* DIRECTIONS FOR THIS TASK:
In the material below, find all lines with the string "przeznaczonym" and copy them.

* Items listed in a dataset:
****************************************

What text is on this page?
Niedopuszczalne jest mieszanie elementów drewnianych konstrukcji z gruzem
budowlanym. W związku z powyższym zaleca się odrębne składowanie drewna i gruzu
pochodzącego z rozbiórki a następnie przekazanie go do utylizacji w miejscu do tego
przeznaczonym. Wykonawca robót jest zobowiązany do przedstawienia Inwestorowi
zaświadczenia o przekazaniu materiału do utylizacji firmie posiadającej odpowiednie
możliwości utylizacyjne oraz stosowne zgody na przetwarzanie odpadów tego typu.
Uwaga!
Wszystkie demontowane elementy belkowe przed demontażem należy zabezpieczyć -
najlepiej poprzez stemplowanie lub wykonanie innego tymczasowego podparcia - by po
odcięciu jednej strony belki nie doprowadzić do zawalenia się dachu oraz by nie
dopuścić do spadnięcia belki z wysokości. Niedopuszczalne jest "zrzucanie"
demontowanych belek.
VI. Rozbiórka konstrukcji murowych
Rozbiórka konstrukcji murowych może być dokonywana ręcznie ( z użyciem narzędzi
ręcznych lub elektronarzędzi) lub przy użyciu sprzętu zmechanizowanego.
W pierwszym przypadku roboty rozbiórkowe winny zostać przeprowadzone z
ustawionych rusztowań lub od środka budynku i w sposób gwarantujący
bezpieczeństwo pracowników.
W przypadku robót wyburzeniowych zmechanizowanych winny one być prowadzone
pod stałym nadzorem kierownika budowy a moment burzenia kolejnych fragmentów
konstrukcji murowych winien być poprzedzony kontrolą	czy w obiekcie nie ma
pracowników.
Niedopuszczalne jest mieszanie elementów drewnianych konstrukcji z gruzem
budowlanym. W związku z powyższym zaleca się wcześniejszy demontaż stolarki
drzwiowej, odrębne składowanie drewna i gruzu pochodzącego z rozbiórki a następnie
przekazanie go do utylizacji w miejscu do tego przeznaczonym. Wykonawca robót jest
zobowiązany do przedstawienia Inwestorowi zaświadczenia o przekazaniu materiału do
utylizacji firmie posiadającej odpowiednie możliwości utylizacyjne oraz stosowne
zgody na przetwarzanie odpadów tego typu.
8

****************************************

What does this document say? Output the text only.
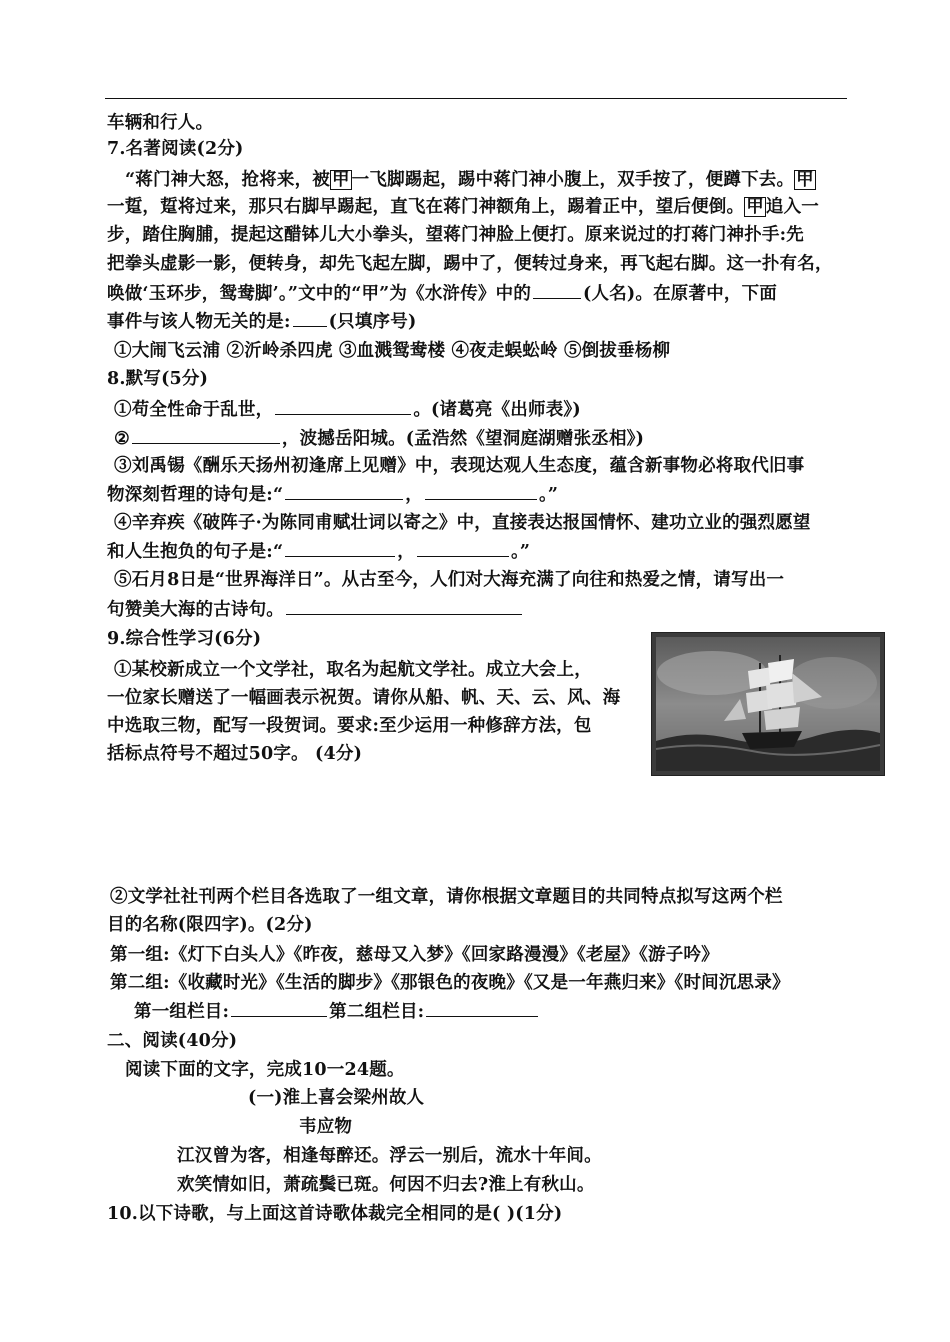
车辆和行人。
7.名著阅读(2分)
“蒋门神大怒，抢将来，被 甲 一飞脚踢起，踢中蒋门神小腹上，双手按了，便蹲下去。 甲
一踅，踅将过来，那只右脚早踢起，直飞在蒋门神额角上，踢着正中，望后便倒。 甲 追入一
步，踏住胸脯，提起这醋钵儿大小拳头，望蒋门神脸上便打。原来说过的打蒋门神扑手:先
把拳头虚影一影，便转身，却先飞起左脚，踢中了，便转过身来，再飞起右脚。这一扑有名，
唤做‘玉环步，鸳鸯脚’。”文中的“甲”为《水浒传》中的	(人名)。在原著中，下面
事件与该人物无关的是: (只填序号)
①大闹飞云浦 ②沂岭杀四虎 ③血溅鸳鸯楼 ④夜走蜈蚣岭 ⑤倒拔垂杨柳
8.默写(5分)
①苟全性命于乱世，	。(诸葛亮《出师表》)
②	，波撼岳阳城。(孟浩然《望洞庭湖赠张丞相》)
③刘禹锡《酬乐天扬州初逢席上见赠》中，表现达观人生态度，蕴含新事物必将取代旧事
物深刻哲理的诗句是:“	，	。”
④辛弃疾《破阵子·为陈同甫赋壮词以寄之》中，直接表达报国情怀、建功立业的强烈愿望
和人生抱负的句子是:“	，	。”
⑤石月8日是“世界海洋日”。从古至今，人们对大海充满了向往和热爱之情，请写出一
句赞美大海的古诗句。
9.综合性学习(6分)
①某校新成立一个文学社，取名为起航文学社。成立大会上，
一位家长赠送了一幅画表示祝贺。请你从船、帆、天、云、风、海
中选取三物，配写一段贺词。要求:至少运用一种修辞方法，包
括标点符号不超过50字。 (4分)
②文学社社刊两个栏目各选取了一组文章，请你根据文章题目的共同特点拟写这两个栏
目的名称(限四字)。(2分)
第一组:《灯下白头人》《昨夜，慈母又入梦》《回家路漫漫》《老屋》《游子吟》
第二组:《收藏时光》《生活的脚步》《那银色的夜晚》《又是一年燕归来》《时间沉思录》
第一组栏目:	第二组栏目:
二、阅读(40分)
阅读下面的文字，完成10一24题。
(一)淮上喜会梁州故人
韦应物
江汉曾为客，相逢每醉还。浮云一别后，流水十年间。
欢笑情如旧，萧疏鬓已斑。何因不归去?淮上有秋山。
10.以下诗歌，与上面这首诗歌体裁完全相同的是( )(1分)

****************************************

* SOLVED PROBLEM:
przeznaczonym. Wykonawca robót jest zobowiązany do przedstawienia Inwestorowi
przekazanie go do utylizacji w miejscu do tego przeznaczonym. Wykonawca robót jest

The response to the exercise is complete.